### Entries shown:
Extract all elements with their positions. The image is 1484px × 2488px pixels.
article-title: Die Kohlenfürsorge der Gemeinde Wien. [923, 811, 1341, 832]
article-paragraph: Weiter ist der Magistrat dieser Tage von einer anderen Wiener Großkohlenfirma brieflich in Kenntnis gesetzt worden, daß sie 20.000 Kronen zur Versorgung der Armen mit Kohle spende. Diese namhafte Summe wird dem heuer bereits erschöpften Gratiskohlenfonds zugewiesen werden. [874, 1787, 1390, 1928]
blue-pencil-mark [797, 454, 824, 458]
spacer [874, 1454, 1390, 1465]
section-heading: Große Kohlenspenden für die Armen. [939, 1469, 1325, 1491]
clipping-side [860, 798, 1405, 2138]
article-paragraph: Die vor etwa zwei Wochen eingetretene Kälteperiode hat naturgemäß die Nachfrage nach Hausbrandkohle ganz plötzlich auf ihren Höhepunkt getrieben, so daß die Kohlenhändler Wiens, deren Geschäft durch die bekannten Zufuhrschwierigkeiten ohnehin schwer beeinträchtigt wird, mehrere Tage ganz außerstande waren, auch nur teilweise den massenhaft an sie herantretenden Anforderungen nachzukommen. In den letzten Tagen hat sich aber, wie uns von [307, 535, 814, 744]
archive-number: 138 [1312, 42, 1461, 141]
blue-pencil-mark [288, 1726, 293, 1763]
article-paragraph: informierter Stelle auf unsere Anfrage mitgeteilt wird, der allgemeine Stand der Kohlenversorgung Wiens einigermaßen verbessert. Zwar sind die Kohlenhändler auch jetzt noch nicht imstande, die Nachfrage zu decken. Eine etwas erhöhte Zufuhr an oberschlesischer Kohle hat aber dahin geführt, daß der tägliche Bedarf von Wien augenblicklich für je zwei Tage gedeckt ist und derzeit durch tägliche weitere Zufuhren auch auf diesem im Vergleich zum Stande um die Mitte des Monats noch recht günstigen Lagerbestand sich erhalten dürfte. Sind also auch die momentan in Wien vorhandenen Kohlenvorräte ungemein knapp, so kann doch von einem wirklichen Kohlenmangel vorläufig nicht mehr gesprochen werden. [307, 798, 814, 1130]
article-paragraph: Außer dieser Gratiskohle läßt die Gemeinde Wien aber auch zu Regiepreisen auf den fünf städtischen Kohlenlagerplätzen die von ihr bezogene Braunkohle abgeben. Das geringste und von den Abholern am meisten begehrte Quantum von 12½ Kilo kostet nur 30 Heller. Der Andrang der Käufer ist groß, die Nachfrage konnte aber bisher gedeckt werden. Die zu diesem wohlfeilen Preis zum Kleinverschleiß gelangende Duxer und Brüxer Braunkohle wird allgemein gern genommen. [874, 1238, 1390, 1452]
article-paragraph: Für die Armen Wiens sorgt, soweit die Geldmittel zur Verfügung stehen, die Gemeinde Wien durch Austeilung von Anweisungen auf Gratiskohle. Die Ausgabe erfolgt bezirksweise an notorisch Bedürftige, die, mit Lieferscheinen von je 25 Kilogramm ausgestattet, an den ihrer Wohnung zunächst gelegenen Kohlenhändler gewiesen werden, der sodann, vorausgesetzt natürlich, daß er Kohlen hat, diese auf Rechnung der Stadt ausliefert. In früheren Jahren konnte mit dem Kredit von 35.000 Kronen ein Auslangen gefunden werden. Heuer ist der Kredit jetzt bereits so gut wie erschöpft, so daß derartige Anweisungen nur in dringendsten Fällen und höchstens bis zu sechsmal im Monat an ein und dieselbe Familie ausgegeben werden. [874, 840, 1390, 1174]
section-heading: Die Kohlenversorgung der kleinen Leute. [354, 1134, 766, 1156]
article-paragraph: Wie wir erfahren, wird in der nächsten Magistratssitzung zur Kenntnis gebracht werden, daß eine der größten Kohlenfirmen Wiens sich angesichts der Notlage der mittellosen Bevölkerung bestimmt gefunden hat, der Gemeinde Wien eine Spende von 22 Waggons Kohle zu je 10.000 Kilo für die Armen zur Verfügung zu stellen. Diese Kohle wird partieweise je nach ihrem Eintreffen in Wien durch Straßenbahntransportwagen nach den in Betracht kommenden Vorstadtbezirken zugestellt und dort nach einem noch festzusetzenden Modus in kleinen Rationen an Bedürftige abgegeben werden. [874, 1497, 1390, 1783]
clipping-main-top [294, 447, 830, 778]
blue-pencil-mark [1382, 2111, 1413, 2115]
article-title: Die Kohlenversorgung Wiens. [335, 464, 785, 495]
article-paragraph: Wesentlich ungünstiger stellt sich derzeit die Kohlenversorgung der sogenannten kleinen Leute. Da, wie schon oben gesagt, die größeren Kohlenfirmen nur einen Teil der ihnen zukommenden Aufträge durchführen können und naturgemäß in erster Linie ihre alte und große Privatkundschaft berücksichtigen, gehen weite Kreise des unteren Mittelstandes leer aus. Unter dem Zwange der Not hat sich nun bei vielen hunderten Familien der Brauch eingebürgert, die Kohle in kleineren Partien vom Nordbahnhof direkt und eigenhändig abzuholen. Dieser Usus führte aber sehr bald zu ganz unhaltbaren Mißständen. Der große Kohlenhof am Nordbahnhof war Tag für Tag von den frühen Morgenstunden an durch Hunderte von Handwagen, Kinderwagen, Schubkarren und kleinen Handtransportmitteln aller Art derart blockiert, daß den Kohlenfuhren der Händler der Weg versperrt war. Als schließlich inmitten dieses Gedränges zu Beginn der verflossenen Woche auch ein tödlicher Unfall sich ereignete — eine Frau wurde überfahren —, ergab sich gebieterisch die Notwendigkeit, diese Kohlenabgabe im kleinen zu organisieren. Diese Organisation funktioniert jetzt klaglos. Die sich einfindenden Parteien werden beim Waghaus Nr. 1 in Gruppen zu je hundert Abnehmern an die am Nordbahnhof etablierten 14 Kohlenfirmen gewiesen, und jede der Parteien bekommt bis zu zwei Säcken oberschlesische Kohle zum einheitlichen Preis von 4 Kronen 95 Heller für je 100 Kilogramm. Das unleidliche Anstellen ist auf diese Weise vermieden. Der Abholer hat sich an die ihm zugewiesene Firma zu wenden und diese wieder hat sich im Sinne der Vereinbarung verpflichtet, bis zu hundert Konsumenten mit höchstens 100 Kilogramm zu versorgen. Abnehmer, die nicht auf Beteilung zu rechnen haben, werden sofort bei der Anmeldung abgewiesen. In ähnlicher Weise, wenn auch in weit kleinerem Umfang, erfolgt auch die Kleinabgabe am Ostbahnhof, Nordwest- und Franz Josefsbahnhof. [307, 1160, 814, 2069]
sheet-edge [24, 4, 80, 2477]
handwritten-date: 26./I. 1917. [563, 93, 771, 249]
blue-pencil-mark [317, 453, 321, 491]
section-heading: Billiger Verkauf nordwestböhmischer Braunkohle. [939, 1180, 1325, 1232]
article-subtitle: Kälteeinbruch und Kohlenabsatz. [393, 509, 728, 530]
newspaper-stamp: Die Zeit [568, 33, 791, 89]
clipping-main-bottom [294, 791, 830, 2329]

### Exercise instructions:
I'd like every line with the string "Braunkohle" copied from the listing.

### Expected output:
article-paragraph: Außer dieser Gratiskohle läßt die Gemeinde Wien aber auch zu Regiepreisen auf den fünf städtischen Kohlenlagerplätzen die von ihr bezogene Braunkohle abgeben. Das geringste und von den Abholern am meisten begehrte Quantum von 12½ Kilo kostet nur 30 Heller. Der Andrang der Käufer ist groß, die Nachfrage konnte aber bisher gedeckt werden. Die zu diesem wohlfeilen Preis zum Kleinverschleiß gelangende Duxer und Brüxer Braunkohle wird allgemein gern genommen. [874, 1238, 1390, 1452]
section-heading: Billiger Verkauf nordwestböhmischer Braunkohle. [939, 1180, 1325, 1232]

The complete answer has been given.